WRITTEN INSTRUCTION A: According to the problem statement below, why may a solution return any single qualifying pair of indices?

Find Indices With Index and Value Difference I

Find Indices With Index and Value Difference I - Problem

Imagine you're a data analyst looking for two specific data points in a dataset that satisfy both positional and value-based criteria!

Given a 0-indexed integer array nums of length n, along with two threshold values:

indexDifference - minimum distance between positions
valueDifference - minimum difference between values

Your mission: Find two indices i and j (both in range [0, n-1]) such that:

Position constraint: abs(i - j) >= indexDifference
Value constraint: abs(nums[i] - nums[j]) >= valueDifference

Return: An array [i, j] if such indices exist, otherwise [-1, -1]

Note: Multiple valid pairs may exist - return any one of them. The indices i and j can be equal.

RECORDS FOR THE EXERCISE:
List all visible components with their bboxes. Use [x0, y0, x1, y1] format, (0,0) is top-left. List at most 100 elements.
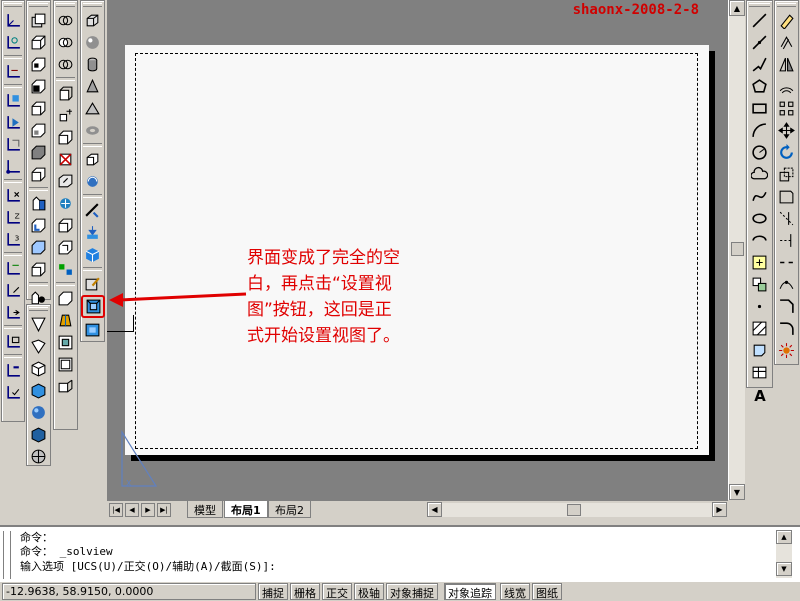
- union-icon[interactable]: [28, 10, 50, 31]
- 3d-face-icon[interactable]: [28, 336, 50, 357]
- setup-profile-icon[interactable]: [82, 244, 104, 265]
- otrack-toggle[interactable]: 对象追踪: [444, 583, 496, 600]
- extrude-icon[interactable]: [55, 83, 77, 104]
- toolbar-grip[interactable]: [4, 3, 22, 7]
- color-face-icon[interactable]: [28, 237, 50, 258]
- insert-block-icon[interactable]: [749, 252, 771, 273]
- surface-box-icon[interactable]: [28, 358, 50, 379]
- setup-profile-view-icon[interactable]: [82, 319, 104, 340]
- paper-model-toggle[interactable]: 图纸: [532, 583, 562, 600]
- join-icon[interactable]: [776, 274, 798, 295]
- scroll-thumb[interactable]: [731, 242, 744, 256]
- move-icon[interactable]: [776, 120, 798, 141]
- move-face-icon[interactable]: [28, 98, 50, 119]
- ellipse-icon[interactable]: [749, 208, 771, 229]
- break-icon[interactable]: [776, 252, 798, 273]
- toolbar-grip[interactable]: [29, 307, 48, 311]
- ucs-x-icon[interactable]: [2, 185, 24, 206]
- solid-profile-icon[interactable]: [55, 288, 77, 309]
- ucs-object-icon[interactable]: [2, 112, 24, 133]
- tab-next-icon[interactable]: ▶: [141, 503, 155, 517]
- copy-solid-icon[interactable]: [55, 376, 77, 397]
- ucs-apply-icon[interactable]: [2, 382, 24, 403]
- hatch-icon[interactable]: [749, 318, 771, 339]
- ucs-z-icon[interactable]: Z: [2, 207, 24, 228]
- tab-prev-icon[interactable]: ◀: [125, 503, 139, 517]
- copy-edges-icon[interactable]: [28, 259, 50, 280]
- revolve-icon[interactable]: [55, 105, 77, 126]
- spline-icon[interactable]: [749, 186, 771, 207]
- fillet-icon[interactable]: [776, 318, 798, 339]
- surface-sphere-icon[interactable]: [28, 402, 50, 423]
- sphere-icon[interactable]: [82, 32, 104, 53]
- toolbar-grip[interactable]: [56, 3, 75, 7]
- line-icon[interactable]: [749, 10, 771, 31]
- offset-icon[interactable]: [776, 76, 798, 97]
- tab-last-icon[interactable]: ▶|: [157, 503, 171, 517]
- toolbar-grip[interactable]: [777, 3, 796, 7]
- command-window[interactable]: 命令： 命令： _solview 输入选项 [UCS(U)/正交(O)/辅助(A…: [0, 525, 800, 581]
- hscroll-thumb[interactable]: [567, 504, 581, 516]
- copy-face-icon[interactable]: [28, 215, 50, 236]
- surface-mesh-icon[interactable]: [28, 446, 50, 467]
- 2d-solid-icon[interactable]: [28, 314, 50, 335]
- trim-icon[interactable]: [776, 208, 798, 229]
- construction-line-icon[interactable]: [749, 32, 771, 53]
- setup-icon[interactable]: [55, 193, 77, 214]
- fillet-solid-icon[interactable]: [55, 237, 77, 258]
- scroll-left-icon[interactable]: ◀: [427, 502, 442, 517]
- extrude-solid-icon[interactable]: [82, 149, 104, 170]
- drawing-area[interactable]: shaonx-2008-2-8 界面变成了完全的空 白，再点击“设置视 图”按钮…: [107, 0, 728, 500]
- grid-toggle[interactable]: 栅格: [290, 583, 320, 600]
- lineweight-toggle[interactable]: 线宽: [500, 583, 530, 600]
- ucs-previous-icon[interactable]: [2, 61, 24, 82]
- cone-icon[interactable]: [82, 76, 104, 97]
- toolbar-grip[interactable]: [749, 3, 770, 7]
- chamfer-icon[interactable]: [776, 296, 798, 317]
- table-icon[interactable]: [749, 362, 771, 383]
- rotate-icon[interactable]: [776, 142, 798, 163]
- check-solid-icon[interactable]: [55, 259, 77, 280]
- coordinate-display[interactable]: -12.9638, 58.9150, 0.0000: [2, 583, 256, 600]
- polygon-icon[interactable]: [749, 76, 771, 97]
- tab-layout1[interactable]: 布局1: [224, 501, 268, 518]
- vertical-scrollbar[interactable]: ▲ ▼: [728, 0, 745, 500]
- union-op-icon[interactable]: [55, 10, 77, 31]
- ucs-z-axis-icon[interactable]: [2, 280, 24, 301]
- command-scrollbar[interactable]: ▲ ▼: [776, 530, 792, 578]
- revision-cloud-icon[interactable]: [749, 164, 771, 185]
- ortho-toggle[interactable]: 正交: [322, 583, 352, 600]
- ucs-move-icon[interactable]: [2, 302, 24, 323]
- wedge-icon[interactable]: [82, 98, 104, 119]
- shell-solid-icon[interactable]: [55, 354, 77, 375]
- intersect-op-icon[interactable]: [55, 54, 77, 75]
- scale-icon[interactable]: [776, 164, 798, 185]
- ucs-manage-icon[interactable]: [2, 331, 24, 352]
- make-block-icon[interactable]: [749, 274, 771, 295]
- taper-face-icon[interactable]: [28, 193, 50, 214]
- interfere-icon[interactable]: [55, 171, 77, 192]
- extrude-face-icon[interactable]: [28, 76, 50, 97]
- taper-icon[interactable]: [55, 310, 77, 331]
- arc-icon[interactable]: [749, 120, 771, 141]
- box-icon[interactable]: [82, 10, 104, 31]
- circle-icon[interactable]: [749, 142, 771, 163]
- ucs-origin-icon[interactable]: [2, 156, 24, 177]
- extend-icon[interactable]: [776, 230, 798, 251]
- ellipse-arc-icon[interactable]: [749, 230, 771, 251]
- toolbar-grip[interactable]: [83, 3, 102, 7]
- region-icon[interactable]: [749, 340, 771, 361]
- subtract-icon[interactable]: [28, 32, 50, 53]
- torus-icon[interactable]: [82, 120, 104, 141]
- ucs-named-icon[interactable]: [2, 360, 24, 381]
- erase-icon[interactable]: [776, 10, 798, 31]
- ucs-icon[interactable]: [2, 10, 24, 31]
- cylinder-icon[interactable]: [82, 54, 104, 75]
- offset-face-icon[interactable]: [28, 120, 50, 141]
- surface-wedge-icon[interactable]: [28, 380, 50, 401]
- stretch-icon[interactable]: [776, 186, 798, 207]
- tab-model[interactable]: 模型: [187, 501, 223, 518]
- slice-icon[interactable]: [55, 127, 77, 148]
- revolve-solid-icon[interactable]: [82, 171, 104, 192]
- array-icon[interactable]: [776, 98, 798, 119]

WRITTEN INSTRUCTION B: From the records above, retype the lines starting at the line that has "- union-icon[interactable]: [28, 10, 50, 31]" and ending after the line that has "- solid-profile-icon[interactable]: [55, 288, 77, 309]".

EXERCISE RESULT A: The problem notes that multiple valid pairs may exist, meaning more than one pair of indices can satisfy both the position and value constraints. Because of this, any one of those pairs is an acceptable answer.

EXERCISE RESULT B:
- union-icon[interactable]: [28, 10, 50, 31]
- 3d-face-icon[interactable]: [28, 336, 50, 357]
- setup-profile-icon[interactable]: [82, 244, 104, 265]
- otrack-toggle[interactable]: 对象追踪: [444, 583, 496, 600]
- extrude-icon[interactable]: [55, 83, 77, 104]
- toolbar-grip[interactable]: [4, 3, 22, 7]
- color-face-icon[interactable]: [28, 237, 50, 258]
- insert-block-icon[interactable]: [749, 252, 771, 273]
- surface-box-icon[interactable]: [28, 358, 50, 379]
- setup-profile-view-icon[interactable]: [82, 319, 104, 340]
- paper-model-toggle[interactable]: 图纸: [532, 583, 562, 600]
- join-icon[interactable]: [776, 274, 798, 295]
- scroll-thumb[interactable]: [731, 242, 744, 256]
- move-icon[interactable]: [776, 120, 798, 141]
- move-face-icon[interactable]: [28, 98, 50, 119]
- ellipse-icon[interactable]: [749, 208, 771, 229]
- break-icon[interactable]: [776, 252, 798, 273]
- toolbar-grip[interactable]: [29, 307, 48, 311]
- ucs-x-icon[interactable]: [2, 185, 24, 206]
- solid-profile-icon[interactable]: [55, 288, 77, 309]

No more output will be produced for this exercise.